··· Text segment ···

From: Ridong Chen <ridong.chen@linux.dev>
To: Waiman Long <longman@redhat.com>
Cc: cgroups@vger.kernel.org, Tejun Heo <tj@kernel.org>,
Johannes Weiner <hannes@cmpxchg.org>,
linux-kernel@vger.kernel.org
Subject: Re: [PATCH] cgroup/cpuset: Support multiple source/destination cpusets using pids pattern
Date: Thu, 11 Jun 2026 14:17:25 +0800 [thread overview]
Message-ID: <c81e3212-cc6d-41e8-b34a-b2e5b2d57db6@linux.dev> (raw)
In-Reply-To: <e7bbd0b7-6c44-4875-aaed-160791adc9b2@redhat.com>
On 6/9/2026 2:49 AM, Waiman Long wrote:
>
> On 6/6/26 11:12 PM, Ridong Chen wrote:
>> When the cpuset controller is enabled/disabled in a parent cgroup, tasks
>> from multiple child cpusets need to be migrated. The current code only
>> handles a single source/destination pair.

··· Record extracts ···

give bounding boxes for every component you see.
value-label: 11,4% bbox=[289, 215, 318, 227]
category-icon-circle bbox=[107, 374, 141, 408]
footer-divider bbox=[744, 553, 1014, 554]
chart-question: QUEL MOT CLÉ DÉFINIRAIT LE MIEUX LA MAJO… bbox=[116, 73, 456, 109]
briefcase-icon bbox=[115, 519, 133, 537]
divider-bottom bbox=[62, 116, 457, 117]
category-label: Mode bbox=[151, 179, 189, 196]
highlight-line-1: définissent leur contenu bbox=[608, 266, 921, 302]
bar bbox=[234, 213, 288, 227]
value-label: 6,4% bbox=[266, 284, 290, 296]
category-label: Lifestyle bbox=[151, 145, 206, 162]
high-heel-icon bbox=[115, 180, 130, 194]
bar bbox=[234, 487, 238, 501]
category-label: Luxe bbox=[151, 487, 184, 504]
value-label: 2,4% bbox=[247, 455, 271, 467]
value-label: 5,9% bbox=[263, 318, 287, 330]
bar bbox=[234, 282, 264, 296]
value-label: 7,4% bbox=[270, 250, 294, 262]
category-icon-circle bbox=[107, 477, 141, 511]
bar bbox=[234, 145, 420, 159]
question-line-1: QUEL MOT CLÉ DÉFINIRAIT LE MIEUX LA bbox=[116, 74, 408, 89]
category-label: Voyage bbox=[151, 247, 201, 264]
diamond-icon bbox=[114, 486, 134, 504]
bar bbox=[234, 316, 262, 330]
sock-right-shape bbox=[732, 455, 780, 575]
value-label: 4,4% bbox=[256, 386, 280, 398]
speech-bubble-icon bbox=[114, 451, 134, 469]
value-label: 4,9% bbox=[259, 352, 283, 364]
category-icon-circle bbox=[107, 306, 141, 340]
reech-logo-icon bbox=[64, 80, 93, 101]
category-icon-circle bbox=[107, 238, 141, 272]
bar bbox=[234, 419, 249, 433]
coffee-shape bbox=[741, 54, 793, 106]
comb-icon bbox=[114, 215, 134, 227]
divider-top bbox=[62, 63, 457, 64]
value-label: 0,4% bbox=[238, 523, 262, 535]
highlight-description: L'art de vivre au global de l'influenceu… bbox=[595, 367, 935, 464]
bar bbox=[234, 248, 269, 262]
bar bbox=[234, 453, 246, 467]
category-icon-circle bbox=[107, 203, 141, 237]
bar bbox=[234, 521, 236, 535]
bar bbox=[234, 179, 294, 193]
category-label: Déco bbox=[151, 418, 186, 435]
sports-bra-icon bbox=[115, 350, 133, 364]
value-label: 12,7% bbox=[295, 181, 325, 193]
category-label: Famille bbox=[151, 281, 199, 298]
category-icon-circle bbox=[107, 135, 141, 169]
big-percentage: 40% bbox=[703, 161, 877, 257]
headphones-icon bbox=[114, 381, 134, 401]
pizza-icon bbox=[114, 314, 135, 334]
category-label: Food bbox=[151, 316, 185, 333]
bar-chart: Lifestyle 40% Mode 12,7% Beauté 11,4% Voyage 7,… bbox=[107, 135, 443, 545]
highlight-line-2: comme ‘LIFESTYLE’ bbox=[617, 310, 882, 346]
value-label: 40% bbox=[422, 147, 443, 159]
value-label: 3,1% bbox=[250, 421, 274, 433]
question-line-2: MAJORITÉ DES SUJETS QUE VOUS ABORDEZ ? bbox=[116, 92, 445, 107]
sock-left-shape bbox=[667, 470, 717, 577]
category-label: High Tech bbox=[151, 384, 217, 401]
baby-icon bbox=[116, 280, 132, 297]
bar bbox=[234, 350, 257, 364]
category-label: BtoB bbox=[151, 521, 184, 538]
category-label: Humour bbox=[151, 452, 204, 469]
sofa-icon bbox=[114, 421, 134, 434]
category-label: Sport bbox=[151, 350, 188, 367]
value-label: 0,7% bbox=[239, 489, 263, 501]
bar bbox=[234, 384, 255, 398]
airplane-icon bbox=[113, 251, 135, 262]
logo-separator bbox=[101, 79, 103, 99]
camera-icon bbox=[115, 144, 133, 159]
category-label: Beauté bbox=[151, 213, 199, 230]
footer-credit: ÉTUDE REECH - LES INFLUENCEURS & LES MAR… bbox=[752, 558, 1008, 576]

···

## Objective 1
After the records, write out the part of the cpuset patch email from "In-Reply-To: <e7bbd0b7-6c44-4875-aaed-160791adc9b2@redhat.com>" to "single source/destination pair.".
## Objective 2
List every email address given in the Cc line of the cpuset patch email.

## Result 1
In-Reply-To: <e7bbd0b7-6c44-4875-aaed-160791adc9b2@redhat.com>
On 6/9/2026 2:49 AM, Waiman Long wrote:
>
> On 6/6/26 11:12 PM, Ridong Chen wrote:
>> When the cpuset controller is enabled/disabled in a parent cgroup, tasks
>> from multiple child cpusets need to be migrated. The current code only
>> handles a single source/destination pair.

## Result 2
- cgroups@vger.kernel.org
- tj@kernel.org
- hannes@cmpxchg.org
- linux-kernel@vger.kernel.org